> [Prompt]: Extract each line of the material that follows exactly and omit its pictures.

++++ Material for the task

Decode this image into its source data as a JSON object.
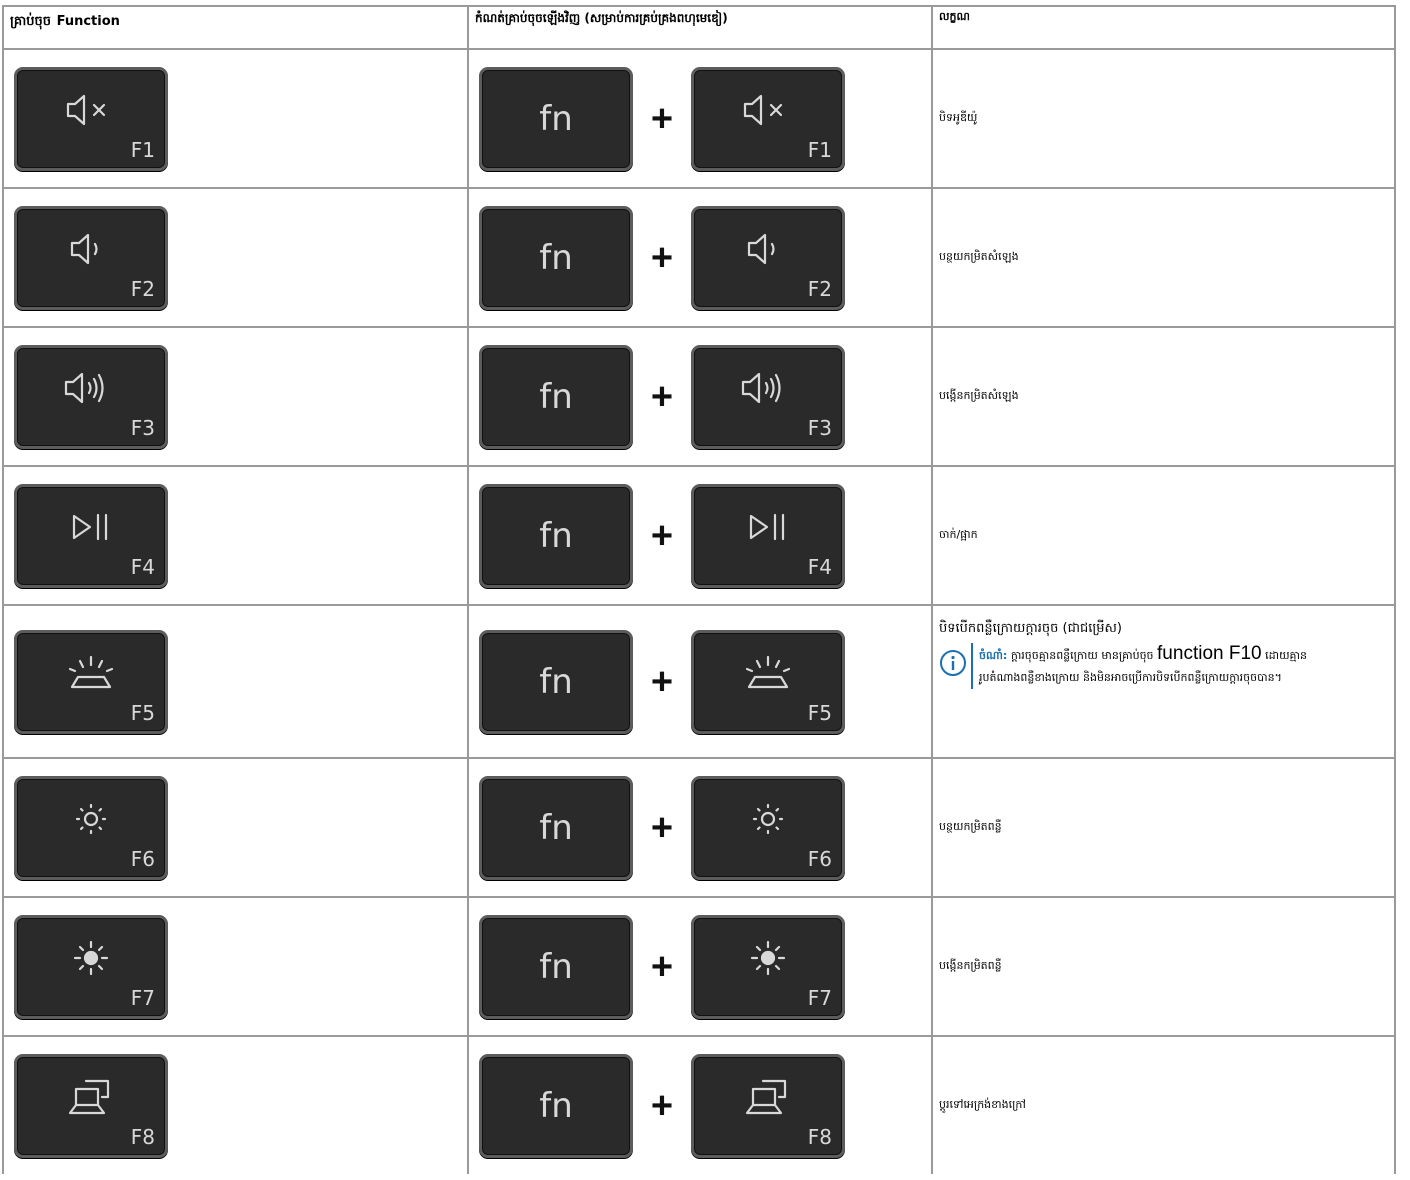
{
  "headers": {
    "col1_prefix": "គ្រាប់ចុច",
    "col1_bold": "Function",
    "col2": "កំណត់គ្រាប់ចុចឡើងវិញ (សម្រាប់ការគ្រប់គ្រងពហុមេឌៀ)",
    "col3": "លក្ខណ"
  },
  "combo": {
    "fn_label": "fn",
    "plus": "+"
  },
  "rows": [
    {
      "key": "F1",
      "icon": "mute-icon",
      "desc": "បិទអូឌីយ៉ូ"
    },
    {
      "key": "F2",
      "icon": "volume-down-icon",
      "desc": "បន្ថយកម្រិតសំឡេង"
    },
    {
      "key": "F3",
      "icon": "volume-up-icon",
      "desc": "បង្កើនកម្រិតសំឡេង"
    },
    {
      "key": "F4",
      "icon": "play-pause-icon",
      "desc": "ចាក់/ផ្អាក"
    },
    {
      "key": "F5",
      "icon": "keyboard-backlight-icon",
      "desc": "បិទបើកពន្លឺក្រោយក្តារចុច (ជាជម្រើស)",
      "note": {
        "label": "ចំណាំ:",
        "text_a": "ក្តារចុចគ្មានពន្លឺក្រោយ មានគ្រាប់ចុច",
        "text_big": "function F10",
        "text_b": "ដោយគ្មាន",
        "text_c": "រូបតំណាងពន្លឺខាងក្រោយ និងមិនអាចប្រើការបិទបើកពន្លឺក្រោយក្តារចុចបាន។"
      }
    },
    {
      "key": "F6",
      "icon": "brightness-down-icon",
      "desc": "បន្ថយកម្រិតពន្លឺ"
    },
    {
      "key": "F7",
      "icon": "brightness-up-icon",
      "desc": "បង្កើនកម្រិតពន្លឺ"
    },
    {
      "key": "F8",
      "icon": "external-display-icon",
      "desc": "ប្តូរទៅអេក្រង់ខាងក្រៅ"
    }
  ]
}
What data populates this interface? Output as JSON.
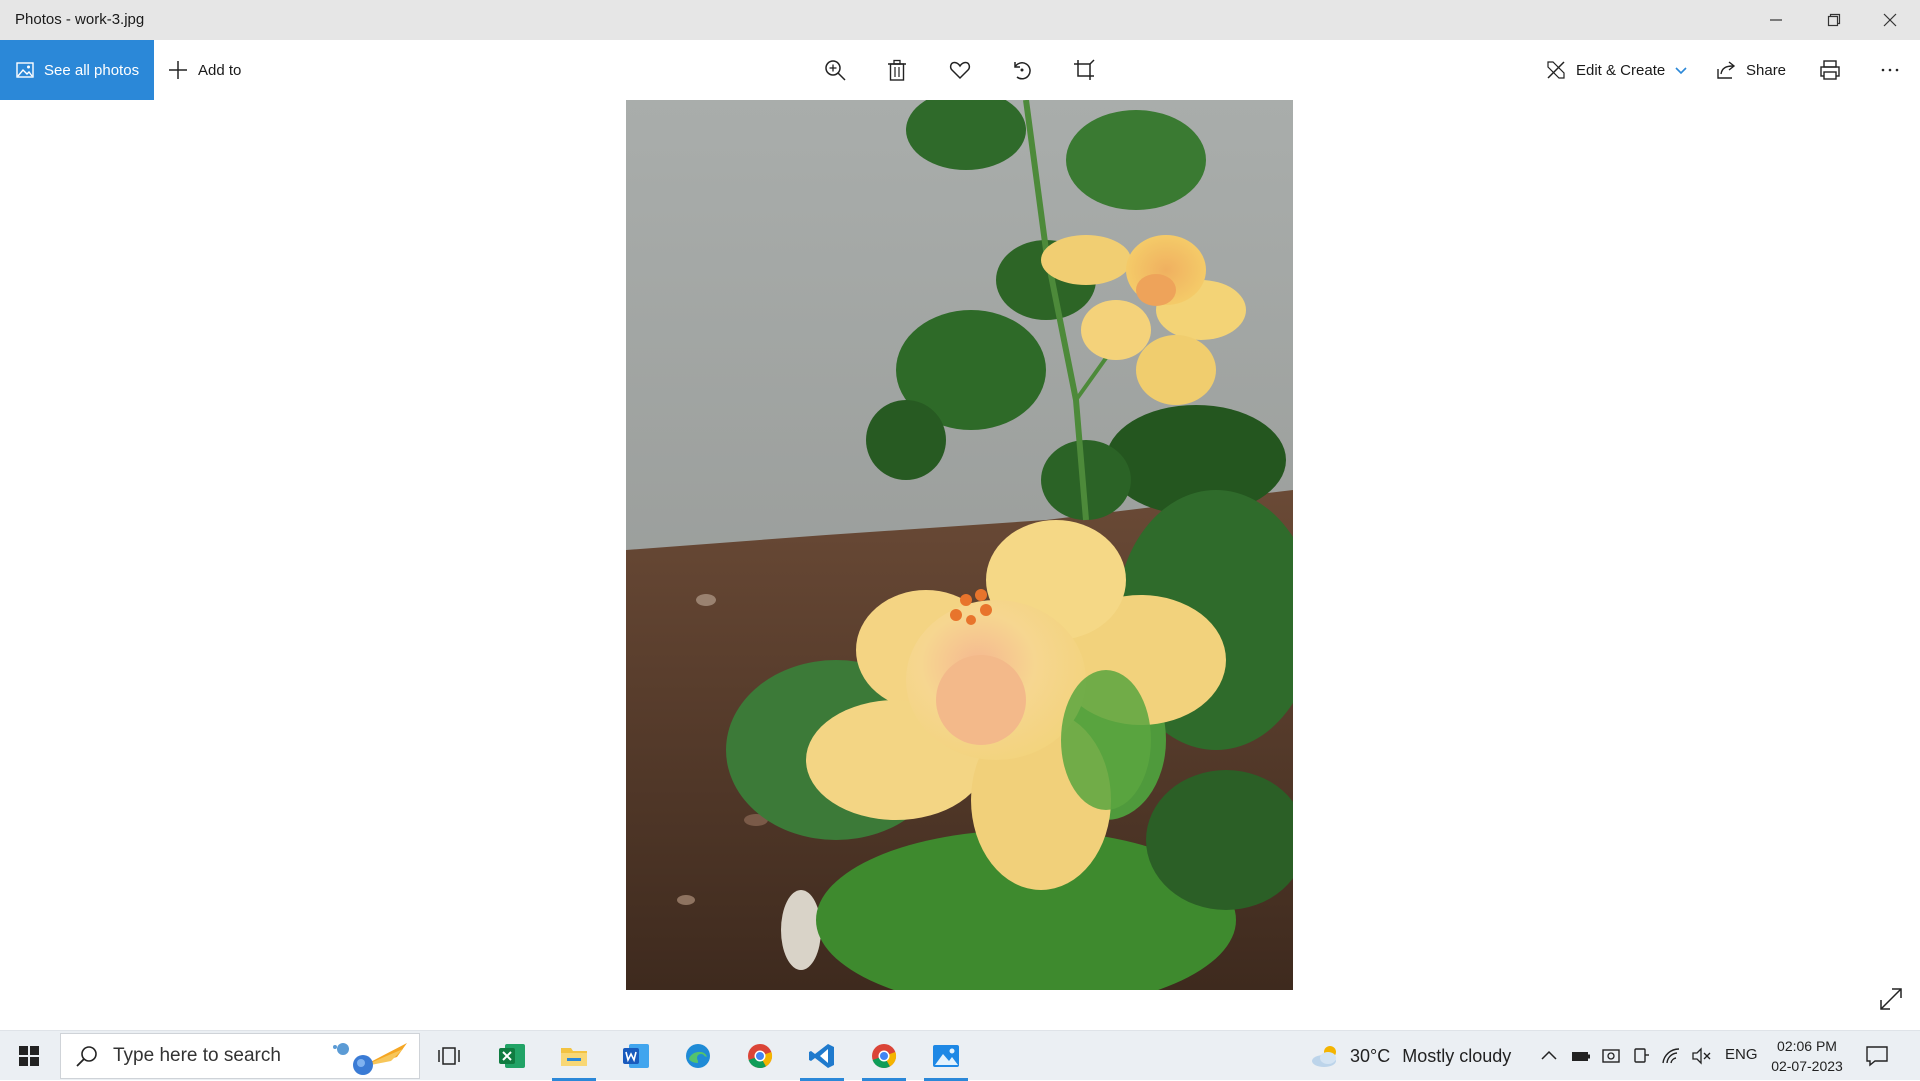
{
  "window": {
    "title": "Photos - work-3.jpg",
    "controls": [
      "minimize-icon",
      "restore-icon",
      "close-icon"
    ]
  },
  "toolbar": {
    "see_all_label": "See all photos",
    "add_to_label": "Add to",
    "center_icons": [
      "zoom-in-icon",
      "delete-icon",
      "favorite-heart-icon",
      "rotate-icon",
      "crop-icon"
    ],
    "edit_create_label": "Edit & Create",
    "share_label": "Share",
    "right_icons": [
      "print-icon",
      "more-options-icon"
    ],
    "accent_color": "#2b88d8"
  },
  "photo": {
    "subject": "yellow-hibiscus-flowers"
  },
  "taskbar": {
    "search_placeholder": "Type here to search",
    "apps": [
      "task-view-icon",
      "excel-icon",
      "file-explorer-icon",
      "word-icon",
      "edge-icon",
      "chrome-icon",
      "vscode-icon",
      "chrome-icon",
      "photos-icon"
    ],
    "weather_temp": "30°C",
    "weather_condition": "Mostly cloudy",
    "language": "ENG",
    "time": "02:06 PM",
    "date": "02-07-2023"
  }
}
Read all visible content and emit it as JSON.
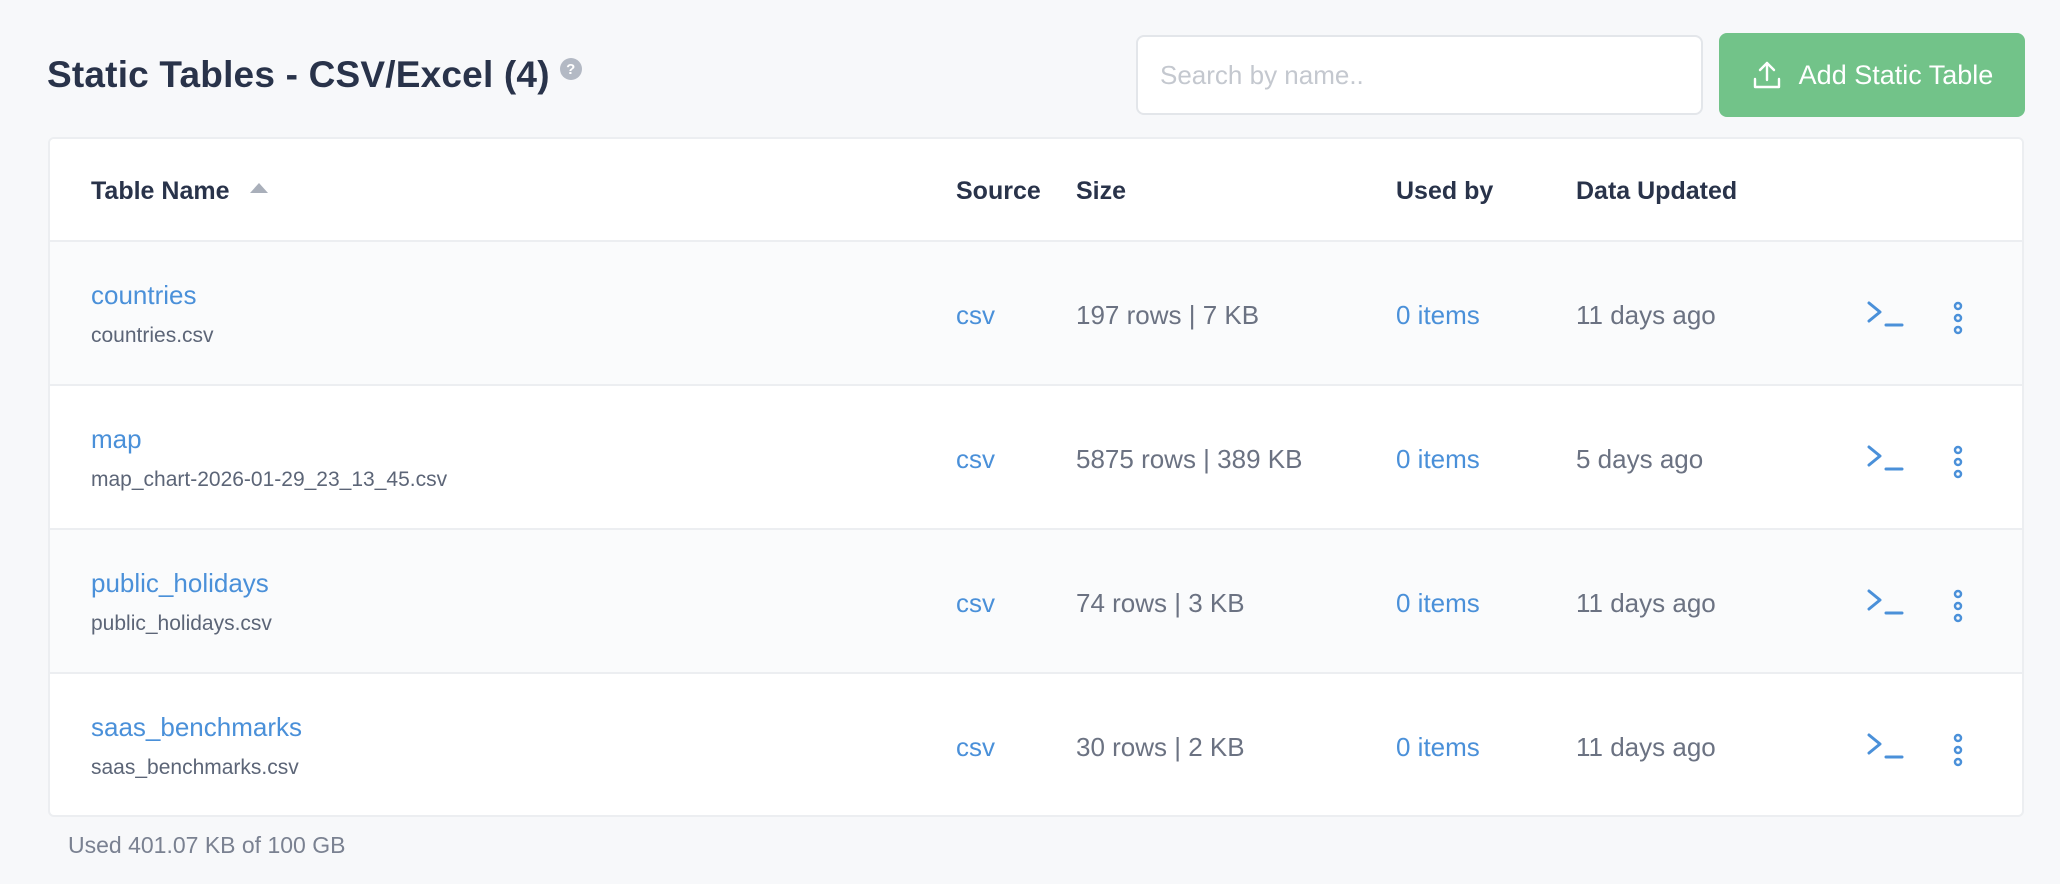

++++++++

> [Result of this exercise]:
Decode this image into its source data as a JSON object.
{
  "headers": {
    "col1_prefix": "គ្រាប់ចុច",
    "col1_bold": "Function",
    "col2": "កំណត់គ្រាប់ចុចឡើងវិញ (សម្រាប់ការគ្រប់គ្រងពហុមេឌៀ)",
    "col3": "លក្ខណ"
  },
  "combo": {
    "fn_label": "fn",
    "plus": "+"
  },
  "rows": [
    {
      "key": "F1",
      "icon": "mute-icon",
      "desc": "បិទអូឌីយ៉ូ"
    },
    {
      "key": "F2",
      "icon": "volume-down-icon",
      "desc": "បន្ថយកម្រិតសំឡេង"
    },
    {
      "key": "F3",
      "icon": "volume-up-icon",
      "desc": "បង្កើនកម្រិតសំឡេង"
    },
    {
      "key": "F4",
      "icon": "play-pause-icon",
      "desc": "ចាក់/ផ្អាក"
    },
    {
      "key": "F5",
      "icon": "keyboard-backlight-icon",
      "desc": "បិទបើកពន្លឺក្រោយក្តារចុច (ជាជម្រើស)",
      "note": {
        "label": "ចំណាំ:",
        "text_a": "ក្តារចុចគ្មានពន្លឺក្រោយ មានគ្រាប់ចុច",
        "text_big": "function F10",
        "text_b": "ដោយគ្មាន",
        "text_c": "រូបតំណាងពន្លឺខាងក្រោយ និងមិនអាចប្រើការបិទបើកពន្លឺក្រោយក្តារចុចបាន។"
      }
    },
    {
      "key": "F6",
      "icon": "brightness-down-icon",
      "desc": "បន្ថយកម្រិតពន្លឺ"
    },
    {
      "key": "F7",
      "icon": "brightness-up-icon",
      "desc": "បង្កើនកម្រិតពន្លឺ"
    },
    {
      "key": "F8",
      "icon": "external-display-icon",
      "desc": "ប្តូរទៅអេក្រង់ខាងក្រៅ"
    }
  ]
}
What data populates this interface? Output as JSON.
{
  "window": {
    "title": "Photos - work-3.jpg",
    "controls": [
      "minimize-icon",
      "restore-icon",
      "close-icon"
    ]
  },
  "toolbar": {
    "see_all_label": "See all photos",
    "add_to_label": "Add to",
    "center_icons": [
      "zoom-in-icon",
      "delete-icon",
      "favorite-heart-icon",
      "rotate-icon",
      "crop-icon"
    ],
    "edit_create_label": "Edit & Create",
    "share_label": "Share",
    "right_icons": [
      "print-icon",
      "more-options-icon"
    ],
    "accent_color": "#2b88d8"
  },
  "photo": {
    "subject": "yellow-hibiscus-flowers"
  },
  "taskbar": {
    "search_placeholder": "Type here to search",
    "apps": [
      "task-view-icon",
      "excel-icon",
      "file-explorer-icon",
      "word-icon",
      "edge-icon",
      "chrome-icon",
      "vscode-icon",
      "chrome-icon",
      "photos-icon"
    ],
    "weather_temp": "30°C",
    "weather_condition": "Mostly cloudy",
    "language": "ENG",
    "time": "02:06 PM",
    "date": "02-07-2023"
  }
}
Read all visible content and emit it as JSON.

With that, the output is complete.